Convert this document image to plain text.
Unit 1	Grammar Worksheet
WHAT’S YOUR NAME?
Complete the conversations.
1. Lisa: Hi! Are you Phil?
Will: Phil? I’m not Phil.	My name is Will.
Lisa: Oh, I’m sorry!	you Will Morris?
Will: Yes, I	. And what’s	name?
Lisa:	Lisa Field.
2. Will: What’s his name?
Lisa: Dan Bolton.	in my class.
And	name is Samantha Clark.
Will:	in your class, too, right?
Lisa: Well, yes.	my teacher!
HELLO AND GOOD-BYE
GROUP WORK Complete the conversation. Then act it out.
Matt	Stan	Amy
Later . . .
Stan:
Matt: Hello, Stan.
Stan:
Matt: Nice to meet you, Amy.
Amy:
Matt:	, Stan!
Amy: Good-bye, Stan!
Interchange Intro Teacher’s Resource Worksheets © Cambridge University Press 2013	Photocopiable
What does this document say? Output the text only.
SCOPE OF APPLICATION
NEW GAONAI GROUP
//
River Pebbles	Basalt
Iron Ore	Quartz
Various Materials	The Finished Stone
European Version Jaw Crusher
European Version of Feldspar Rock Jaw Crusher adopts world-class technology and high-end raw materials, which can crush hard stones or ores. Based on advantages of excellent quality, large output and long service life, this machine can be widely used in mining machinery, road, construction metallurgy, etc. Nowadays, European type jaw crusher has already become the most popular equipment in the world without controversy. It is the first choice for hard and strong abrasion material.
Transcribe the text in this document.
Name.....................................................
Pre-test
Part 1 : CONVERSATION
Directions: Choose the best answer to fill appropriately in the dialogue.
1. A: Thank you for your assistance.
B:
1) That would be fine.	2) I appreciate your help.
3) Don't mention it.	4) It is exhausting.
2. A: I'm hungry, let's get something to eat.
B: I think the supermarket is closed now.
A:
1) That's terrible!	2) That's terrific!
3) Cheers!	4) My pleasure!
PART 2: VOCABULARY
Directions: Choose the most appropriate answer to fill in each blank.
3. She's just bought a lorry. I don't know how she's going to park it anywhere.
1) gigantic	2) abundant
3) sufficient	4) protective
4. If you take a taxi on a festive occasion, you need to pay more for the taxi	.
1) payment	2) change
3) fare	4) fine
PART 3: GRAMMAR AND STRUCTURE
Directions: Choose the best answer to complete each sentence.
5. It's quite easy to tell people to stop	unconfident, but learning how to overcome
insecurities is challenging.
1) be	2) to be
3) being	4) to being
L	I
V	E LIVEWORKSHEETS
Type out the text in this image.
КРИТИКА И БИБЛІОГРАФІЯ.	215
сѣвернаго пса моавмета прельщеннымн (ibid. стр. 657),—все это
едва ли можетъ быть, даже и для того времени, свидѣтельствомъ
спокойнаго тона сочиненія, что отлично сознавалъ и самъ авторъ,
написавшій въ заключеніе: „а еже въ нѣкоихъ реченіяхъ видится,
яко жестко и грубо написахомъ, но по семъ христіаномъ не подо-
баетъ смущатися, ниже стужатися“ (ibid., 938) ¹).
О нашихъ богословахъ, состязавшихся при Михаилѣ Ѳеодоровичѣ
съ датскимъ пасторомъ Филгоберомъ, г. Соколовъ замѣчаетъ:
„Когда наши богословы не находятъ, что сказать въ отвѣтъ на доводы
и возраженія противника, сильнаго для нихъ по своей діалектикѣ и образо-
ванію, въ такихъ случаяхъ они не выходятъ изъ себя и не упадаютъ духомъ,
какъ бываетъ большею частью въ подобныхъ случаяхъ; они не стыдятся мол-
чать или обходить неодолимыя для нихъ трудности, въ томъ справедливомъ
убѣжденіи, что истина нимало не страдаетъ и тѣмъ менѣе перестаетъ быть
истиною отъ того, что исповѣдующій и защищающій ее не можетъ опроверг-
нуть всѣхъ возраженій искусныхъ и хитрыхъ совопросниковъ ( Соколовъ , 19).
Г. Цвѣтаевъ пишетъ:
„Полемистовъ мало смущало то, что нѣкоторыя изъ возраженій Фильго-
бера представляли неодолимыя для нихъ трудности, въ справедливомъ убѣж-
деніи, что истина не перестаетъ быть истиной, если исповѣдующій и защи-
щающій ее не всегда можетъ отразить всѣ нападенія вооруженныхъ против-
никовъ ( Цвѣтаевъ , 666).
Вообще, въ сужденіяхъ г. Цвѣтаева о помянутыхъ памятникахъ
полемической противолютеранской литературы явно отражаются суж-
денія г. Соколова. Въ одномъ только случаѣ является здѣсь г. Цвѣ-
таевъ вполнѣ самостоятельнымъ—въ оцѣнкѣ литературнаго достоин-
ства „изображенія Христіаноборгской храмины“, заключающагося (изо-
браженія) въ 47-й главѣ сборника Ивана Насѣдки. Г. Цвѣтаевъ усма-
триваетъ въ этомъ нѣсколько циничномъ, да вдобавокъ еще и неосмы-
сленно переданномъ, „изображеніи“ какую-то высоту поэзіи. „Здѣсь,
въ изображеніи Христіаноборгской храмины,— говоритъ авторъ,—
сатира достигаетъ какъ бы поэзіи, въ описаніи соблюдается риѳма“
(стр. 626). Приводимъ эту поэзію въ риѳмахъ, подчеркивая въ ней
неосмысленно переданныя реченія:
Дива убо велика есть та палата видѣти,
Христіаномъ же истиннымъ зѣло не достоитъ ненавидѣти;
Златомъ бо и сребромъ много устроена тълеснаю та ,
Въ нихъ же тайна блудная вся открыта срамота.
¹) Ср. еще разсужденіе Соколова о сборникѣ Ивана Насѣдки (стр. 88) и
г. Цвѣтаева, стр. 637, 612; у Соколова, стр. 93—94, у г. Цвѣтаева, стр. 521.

_ _ _ _

Give the records above again, word for word.

**Answer in full:**
Convert this document image to plain text.
Unit 1	Grammar Worksheet
WHAT’S YOUR NAME?
Complete the conversations.
1. Lisa: Hi! Are you Phil?
Will: Phil? I’m not Phil.	My name is Will.
Lisa: Oh, I’m sorry!	you Will Morris?
Will: Yes, I	. And what’s	name?
Lisa:	Lisa Field.
2. Will: What’s his name?
Lisa: Dan Bolton.	in my class.
And	name is Samantha Clark.
Will:	in your class, too, right?
Lisa: Well, yes.	my teacher!
HELLO AND GOOD-BYE
GROUP WORK Complete the conversation. Then act it out.
Matt	Stan	Amy
Later . . .
Stan:
Matt: Hello, Stan.
Stan:
Matt: Nice to meet you, Amy.
Amy:
Matt:	, Stan!
Amy: Good-bye, Stan!
Interchange Intro Teacher’s Resource Worksheets © Cambridge University Press 2013	Photocopiable
What does this document say? Output the text only.
SCOPE OF APPLICATION
NEW GAONAI GROUP
//
River Pebbles	Basalt
Iron Ore	Quartz
Various Materials	The Finished Stone
European Version Jaw Crusher
European Version of Feldspar Rock Jaw Crusher adopts world-class technology and high-end raw materials, which can crush hard stones or ores. Based on advantages of excellent quality, large output and long service life, this machine can be widely used in mining machinery, road, construction metallurgy, etc. Nowadays, European type jaw crusher has already become the most popular equipment in the world without controversy. It is the first choice for hard and strong abrasion material.
Transcribe the text in this document.
Name.....................................................
Pre-test
Part 1 : CONVERSATION
Directions: Choose the best answer to fill appropriately in the dialogue.
1. A: Thank you for your assistance.
B:
1) That would be fine.	2) I appreciate your help.
3) Don't mention it.	4) It is exhausting.
2. A: I'm hungry, let's get something to eat.
B: I think the supermarket is closed now.
A:
1) That's terrible!	2) That's terrific!
3) Cheers!	4) My pleasure!
PART 2: VOCABULARY
Directions: Choose the most appropriate answer to fill in each blank.
3. She's just bought a lorry. I don't know how she's going to park it anywhere.
1) gigantic	2) abundant
3) sufficient	4) protective
4. If you take a taxi on a festive occasion, you need to pay more for the taxi	.
1) payment	2) change
3) fare	4) fine
PART 3: GRAMMAR AND STRUCTURE
Directions: Choose the best answer to complete each sentence.
5. It's quite easy to tell people to stop	unconfident, but learning how to overcome
insecurities is challenging.
1) be	2) to be
3) being	4) to being
L	I
V	E LIVEWORKSHEETS
Type out the text in this image.
КРИТИКА И БИБЛІОГРАФІЯ.	215
сѣвернаго пса моавмета прельщеннымн (ibid. стр. 657),—все это
едва ли можетъ быть, даже и для того времени, свидѣтельствомъ
спокойнаго тона сочиненія, что отлично сознавалъ и самъ авторъ,
написавшій въ заключеніе: „а еже въ нѣкоихъ реченіяхъ видится,
яко жестко и грубо написахомъ, но по семъ христіаномъ не подо-
баетъ смущатися, ниже стужатися“ (ibid., 938) ¹).
О нашихъ богословахъ, состязавшихся при Михаилѣ Ѳеодоровичѣ
съ датскимъ пасторомъ Филгоберомъ, г. Соколовъ замѣчаетъ:
„Когда наши богословы не находятъ, что сказать въ отвѣтъ на доводы
и возраженія противника, сильнаго для нихъ по своей діалектикѣ и образо-
ванію, въ такихъ случаяхъ они не выходятъ изъ себя и не упадаютъ духомъ,
какъ бываетъ большею частью въ подобныхъ случаяхъ; они не стыдятся мол-
чать или обходить неодолимыя для нихъ трудности, въ томъ справедливомъ
убѣжденіи, что истина нимало не страдаетъ и тѣмъ менѣе перестаетъ быть
истиною отъ того, что исповѣдующій и защищающій ее не можетъ опроверг-
нуть всѣхъ возраженій искусныхъ и хитрыхъ совопросниковъ ( Соколовъ , 19).
Г. Цвѣтаевъ пишетъ:
„Полемистовъ мало смущало то, что нѣкоторыя изъ возраженій Фильго-
бера представляли неодолимыя для нихъ трудности, въ справедливомъ убѣж-
деніи, что истина не перестаетъ быть истиной, если исповѣдующій и защи-
щающій ее не всегда можетъ отразить всѣ нападенія вооруженныхъ против-
никовъ ( Цвѣтаевъ , 666).
Вообще, въ сужденіяхъ г. Цвѣтаева о помянутыхъ памятникахъ
полемической противолютеранской литературы явно отражаются суж-
денія г. Соколова. Въ одномъ только случаѣ является здѣсь г. Цвѣ-
таевъ вполнѣ самостоятельнымъ—въ оцѣнкѣ литературнаго достоин-
ства „изображенія Христіаноборгской храмины“, заключающагося (изо-
браженія) въ 47-й главѣ сборника Ивана Насѣдки. Г. Цвѣтаевъ усма-
триваетъ въ этомъ нѣсколько циничномъ, да вдобавокъ еще и неосмы-
сленно переданномъ, „изображеніи“ какую-то высоту поэзіи. „Здѣсь,
въ изображеніи Христіаноборгской храмины,— говоритъ авторъ,—
сатира достигаетъ какъ бы поэзіи, въ описаніи соблюдается риѳма“
(стр. 626). Приводимъ эту поэзію въ риѳмахъ, подчеркивая въ ней
неосмысленно переданныя реченія:
Дива убо велика есть та палата видѣти,
Христіаномъ же истиннымъ зѣло не достоитъ ненавидѣти;
Златомъ бо и сребромъ много устроена тълеснаю та ,
Въ нихъ же тайна блудная вся открыта срамота.
¹) Ср. еще разсужденіе Соколова о сборникѣ Ивана Насѣдки (стр. 88) и
г. Цвѣтаева, стр. 637, 612; у Соколова, стр. 93—94, у г. Цвѣтаева, стр. 521.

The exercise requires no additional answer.